#### Exercise prompt
All lines featuring the string "Seatpost" are to be listed.

(Records from a dataset)
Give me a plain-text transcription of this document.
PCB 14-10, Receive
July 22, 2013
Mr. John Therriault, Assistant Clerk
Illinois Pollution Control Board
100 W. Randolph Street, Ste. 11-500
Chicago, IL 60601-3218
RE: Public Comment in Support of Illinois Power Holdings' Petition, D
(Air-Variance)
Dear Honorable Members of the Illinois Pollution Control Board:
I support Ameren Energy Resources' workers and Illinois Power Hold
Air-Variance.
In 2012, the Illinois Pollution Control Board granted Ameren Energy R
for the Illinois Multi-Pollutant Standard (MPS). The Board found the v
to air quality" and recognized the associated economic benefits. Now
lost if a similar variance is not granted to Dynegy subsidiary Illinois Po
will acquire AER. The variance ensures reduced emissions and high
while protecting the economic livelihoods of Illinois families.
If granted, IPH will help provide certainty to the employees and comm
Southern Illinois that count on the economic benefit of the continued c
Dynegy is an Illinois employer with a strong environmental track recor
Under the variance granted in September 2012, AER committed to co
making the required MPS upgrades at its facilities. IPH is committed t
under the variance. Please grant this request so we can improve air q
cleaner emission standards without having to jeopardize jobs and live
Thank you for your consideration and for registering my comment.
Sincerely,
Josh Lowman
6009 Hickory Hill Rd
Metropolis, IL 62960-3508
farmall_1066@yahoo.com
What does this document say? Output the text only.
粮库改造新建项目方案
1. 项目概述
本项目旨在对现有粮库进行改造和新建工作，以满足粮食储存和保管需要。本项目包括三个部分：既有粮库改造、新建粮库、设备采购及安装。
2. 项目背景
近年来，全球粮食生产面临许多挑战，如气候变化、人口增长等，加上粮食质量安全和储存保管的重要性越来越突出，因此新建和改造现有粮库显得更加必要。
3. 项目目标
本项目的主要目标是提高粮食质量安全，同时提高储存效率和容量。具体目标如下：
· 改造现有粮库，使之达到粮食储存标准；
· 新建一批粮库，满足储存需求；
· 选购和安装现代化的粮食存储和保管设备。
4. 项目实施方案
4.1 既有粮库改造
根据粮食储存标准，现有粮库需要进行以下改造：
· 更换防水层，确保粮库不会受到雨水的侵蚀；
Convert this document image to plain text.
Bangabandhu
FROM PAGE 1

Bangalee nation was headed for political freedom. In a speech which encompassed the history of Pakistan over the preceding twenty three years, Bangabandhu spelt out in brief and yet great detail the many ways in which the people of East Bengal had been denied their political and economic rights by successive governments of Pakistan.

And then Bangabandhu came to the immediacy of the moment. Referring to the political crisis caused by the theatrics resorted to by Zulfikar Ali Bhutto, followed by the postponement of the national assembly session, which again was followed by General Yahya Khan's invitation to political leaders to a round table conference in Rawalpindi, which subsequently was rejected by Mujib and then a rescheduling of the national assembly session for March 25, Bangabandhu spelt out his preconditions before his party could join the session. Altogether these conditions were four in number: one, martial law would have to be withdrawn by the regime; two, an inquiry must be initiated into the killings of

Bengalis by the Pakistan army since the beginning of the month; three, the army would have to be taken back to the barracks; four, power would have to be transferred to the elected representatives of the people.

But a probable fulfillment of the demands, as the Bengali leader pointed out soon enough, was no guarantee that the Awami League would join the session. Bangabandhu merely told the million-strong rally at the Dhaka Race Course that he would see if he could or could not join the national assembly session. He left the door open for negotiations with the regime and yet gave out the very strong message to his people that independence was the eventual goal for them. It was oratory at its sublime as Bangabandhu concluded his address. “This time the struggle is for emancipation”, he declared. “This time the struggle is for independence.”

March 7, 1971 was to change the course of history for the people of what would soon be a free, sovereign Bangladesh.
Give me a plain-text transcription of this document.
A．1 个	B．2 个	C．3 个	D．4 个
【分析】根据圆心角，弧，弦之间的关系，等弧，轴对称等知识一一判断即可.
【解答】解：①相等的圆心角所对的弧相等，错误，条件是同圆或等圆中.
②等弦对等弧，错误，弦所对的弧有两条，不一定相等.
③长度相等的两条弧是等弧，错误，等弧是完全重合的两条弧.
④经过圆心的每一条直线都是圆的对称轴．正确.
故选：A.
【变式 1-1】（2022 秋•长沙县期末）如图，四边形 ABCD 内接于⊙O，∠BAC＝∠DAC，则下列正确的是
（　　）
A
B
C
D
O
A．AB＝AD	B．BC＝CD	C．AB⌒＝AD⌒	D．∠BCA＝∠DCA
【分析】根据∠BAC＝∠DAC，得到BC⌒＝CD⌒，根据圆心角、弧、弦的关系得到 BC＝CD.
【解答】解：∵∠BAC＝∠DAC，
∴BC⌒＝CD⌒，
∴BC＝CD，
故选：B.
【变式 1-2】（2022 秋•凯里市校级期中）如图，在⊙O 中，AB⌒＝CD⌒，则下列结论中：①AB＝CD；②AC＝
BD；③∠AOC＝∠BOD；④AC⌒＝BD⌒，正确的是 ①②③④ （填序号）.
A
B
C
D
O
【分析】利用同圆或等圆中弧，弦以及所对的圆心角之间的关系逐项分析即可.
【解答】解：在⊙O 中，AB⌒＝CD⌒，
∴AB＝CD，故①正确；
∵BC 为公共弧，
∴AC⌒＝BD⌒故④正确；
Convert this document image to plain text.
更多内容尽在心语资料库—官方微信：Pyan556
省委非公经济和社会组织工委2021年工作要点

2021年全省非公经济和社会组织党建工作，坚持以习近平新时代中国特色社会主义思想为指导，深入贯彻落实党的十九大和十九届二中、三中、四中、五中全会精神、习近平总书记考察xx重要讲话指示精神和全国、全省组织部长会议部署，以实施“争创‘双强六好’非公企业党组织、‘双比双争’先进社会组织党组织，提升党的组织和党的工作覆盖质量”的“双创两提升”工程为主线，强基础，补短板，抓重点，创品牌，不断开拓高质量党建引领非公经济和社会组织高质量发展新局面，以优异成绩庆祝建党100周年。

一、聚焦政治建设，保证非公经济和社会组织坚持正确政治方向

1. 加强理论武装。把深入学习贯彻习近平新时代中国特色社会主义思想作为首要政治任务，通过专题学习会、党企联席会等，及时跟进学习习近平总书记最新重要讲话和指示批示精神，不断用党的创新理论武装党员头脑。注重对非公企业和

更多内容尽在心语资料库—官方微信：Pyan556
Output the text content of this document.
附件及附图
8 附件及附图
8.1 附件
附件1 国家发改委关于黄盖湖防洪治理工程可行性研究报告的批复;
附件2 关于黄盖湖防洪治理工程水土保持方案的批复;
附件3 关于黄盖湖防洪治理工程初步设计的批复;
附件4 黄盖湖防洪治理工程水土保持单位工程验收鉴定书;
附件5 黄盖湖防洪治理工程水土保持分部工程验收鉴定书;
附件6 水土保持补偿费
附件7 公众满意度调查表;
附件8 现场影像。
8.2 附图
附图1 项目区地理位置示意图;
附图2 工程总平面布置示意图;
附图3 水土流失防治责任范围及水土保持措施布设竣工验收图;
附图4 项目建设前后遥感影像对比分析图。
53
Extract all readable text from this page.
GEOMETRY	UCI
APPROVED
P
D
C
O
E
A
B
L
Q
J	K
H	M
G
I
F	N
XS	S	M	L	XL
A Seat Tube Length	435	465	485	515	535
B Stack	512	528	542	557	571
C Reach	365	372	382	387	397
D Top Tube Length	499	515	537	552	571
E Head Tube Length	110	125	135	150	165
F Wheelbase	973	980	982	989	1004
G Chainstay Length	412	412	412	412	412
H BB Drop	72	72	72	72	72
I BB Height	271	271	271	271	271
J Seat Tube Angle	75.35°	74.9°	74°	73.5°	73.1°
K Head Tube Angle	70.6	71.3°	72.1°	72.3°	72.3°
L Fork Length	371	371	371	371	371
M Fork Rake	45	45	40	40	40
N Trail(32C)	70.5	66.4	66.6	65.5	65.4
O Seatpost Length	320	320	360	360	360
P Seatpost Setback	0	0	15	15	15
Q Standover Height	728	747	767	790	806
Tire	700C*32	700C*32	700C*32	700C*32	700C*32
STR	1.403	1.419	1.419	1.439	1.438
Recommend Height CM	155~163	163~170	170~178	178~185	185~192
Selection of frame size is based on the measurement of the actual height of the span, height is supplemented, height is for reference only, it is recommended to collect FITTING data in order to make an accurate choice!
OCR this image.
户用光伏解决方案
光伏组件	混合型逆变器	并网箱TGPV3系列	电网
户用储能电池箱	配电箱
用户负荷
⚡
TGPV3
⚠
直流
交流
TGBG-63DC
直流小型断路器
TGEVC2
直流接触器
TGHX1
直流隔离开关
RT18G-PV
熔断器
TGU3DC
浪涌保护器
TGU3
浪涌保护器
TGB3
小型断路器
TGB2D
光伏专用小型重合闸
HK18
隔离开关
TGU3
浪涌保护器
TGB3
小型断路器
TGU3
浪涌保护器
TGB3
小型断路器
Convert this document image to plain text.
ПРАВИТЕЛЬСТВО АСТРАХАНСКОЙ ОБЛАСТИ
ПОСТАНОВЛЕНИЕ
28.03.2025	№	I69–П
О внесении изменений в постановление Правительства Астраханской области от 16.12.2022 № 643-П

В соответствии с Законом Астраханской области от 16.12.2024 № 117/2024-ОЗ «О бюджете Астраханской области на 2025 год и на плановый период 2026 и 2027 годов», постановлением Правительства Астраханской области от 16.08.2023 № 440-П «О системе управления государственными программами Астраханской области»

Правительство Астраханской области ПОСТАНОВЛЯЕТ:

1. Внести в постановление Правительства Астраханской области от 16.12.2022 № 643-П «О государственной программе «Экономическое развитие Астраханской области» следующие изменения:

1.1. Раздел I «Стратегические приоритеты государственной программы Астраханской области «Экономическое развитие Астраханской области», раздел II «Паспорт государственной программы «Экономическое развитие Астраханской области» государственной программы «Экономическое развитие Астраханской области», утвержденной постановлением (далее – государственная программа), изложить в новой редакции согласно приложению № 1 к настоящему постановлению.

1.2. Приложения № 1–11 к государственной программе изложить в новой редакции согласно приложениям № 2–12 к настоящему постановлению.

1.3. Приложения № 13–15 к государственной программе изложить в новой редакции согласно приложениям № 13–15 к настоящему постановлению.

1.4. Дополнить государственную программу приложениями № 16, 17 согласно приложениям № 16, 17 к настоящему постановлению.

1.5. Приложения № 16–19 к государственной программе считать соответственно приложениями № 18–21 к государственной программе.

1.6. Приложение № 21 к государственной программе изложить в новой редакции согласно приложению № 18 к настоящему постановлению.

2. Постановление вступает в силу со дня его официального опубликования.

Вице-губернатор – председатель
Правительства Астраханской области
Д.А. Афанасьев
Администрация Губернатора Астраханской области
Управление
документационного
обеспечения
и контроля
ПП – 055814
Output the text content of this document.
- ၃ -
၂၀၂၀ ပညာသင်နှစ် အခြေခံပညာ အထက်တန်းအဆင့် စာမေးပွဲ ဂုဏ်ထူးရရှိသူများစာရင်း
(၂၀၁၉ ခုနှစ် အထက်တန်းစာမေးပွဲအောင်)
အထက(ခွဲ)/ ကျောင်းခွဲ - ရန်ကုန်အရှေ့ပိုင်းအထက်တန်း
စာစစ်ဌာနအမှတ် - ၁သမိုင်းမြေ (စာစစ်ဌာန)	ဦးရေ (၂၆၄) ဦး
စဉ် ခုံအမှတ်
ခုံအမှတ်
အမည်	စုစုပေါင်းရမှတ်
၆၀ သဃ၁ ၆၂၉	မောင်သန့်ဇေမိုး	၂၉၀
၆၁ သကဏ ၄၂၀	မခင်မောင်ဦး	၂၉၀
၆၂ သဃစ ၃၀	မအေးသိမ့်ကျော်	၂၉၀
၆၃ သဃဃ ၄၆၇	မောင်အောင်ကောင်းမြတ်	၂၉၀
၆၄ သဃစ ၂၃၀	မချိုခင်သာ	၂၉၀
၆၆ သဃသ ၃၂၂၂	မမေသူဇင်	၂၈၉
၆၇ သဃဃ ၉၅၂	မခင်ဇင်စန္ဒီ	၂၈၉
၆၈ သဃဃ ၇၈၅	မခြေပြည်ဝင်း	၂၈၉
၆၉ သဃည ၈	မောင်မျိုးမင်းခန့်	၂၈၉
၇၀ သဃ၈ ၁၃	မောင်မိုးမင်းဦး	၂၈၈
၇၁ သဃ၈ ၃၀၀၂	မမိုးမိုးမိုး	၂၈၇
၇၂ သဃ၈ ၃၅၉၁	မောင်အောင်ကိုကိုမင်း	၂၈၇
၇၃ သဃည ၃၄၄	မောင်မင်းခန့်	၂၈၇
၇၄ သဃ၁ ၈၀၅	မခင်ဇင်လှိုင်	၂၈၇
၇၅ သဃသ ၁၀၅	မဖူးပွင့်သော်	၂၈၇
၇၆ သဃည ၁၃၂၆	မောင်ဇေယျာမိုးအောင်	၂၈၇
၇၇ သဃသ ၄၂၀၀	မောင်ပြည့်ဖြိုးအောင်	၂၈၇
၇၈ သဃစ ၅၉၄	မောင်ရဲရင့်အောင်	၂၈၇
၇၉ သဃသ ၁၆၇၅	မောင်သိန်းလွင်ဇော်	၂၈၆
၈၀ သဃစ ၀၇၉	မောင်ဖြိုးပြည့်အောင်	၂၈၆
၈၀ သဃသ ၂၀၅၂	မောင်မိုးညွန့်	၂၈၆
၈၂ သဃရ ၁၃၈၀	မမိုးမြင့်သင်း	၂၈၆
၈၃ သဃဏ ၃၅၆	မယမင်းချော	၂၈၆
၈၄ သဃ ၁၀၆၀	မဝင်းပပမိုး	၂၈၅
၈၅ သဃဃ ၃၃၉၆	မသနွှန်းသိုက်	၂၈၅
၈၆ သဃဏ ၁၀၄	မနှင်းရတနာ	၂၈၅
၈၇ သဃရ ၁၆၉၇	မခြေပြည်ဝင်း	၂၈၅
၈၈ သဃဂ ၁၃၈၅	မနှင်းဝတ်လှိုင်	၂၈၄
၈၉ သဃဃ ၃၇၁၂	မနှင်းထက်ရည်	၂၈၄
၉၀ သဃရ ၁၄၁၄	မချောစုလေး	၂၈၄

#### Solution to the exercise
O Seatpost Length	320	320	360	360	360
P Seatpost Setback	0	0	15	15	15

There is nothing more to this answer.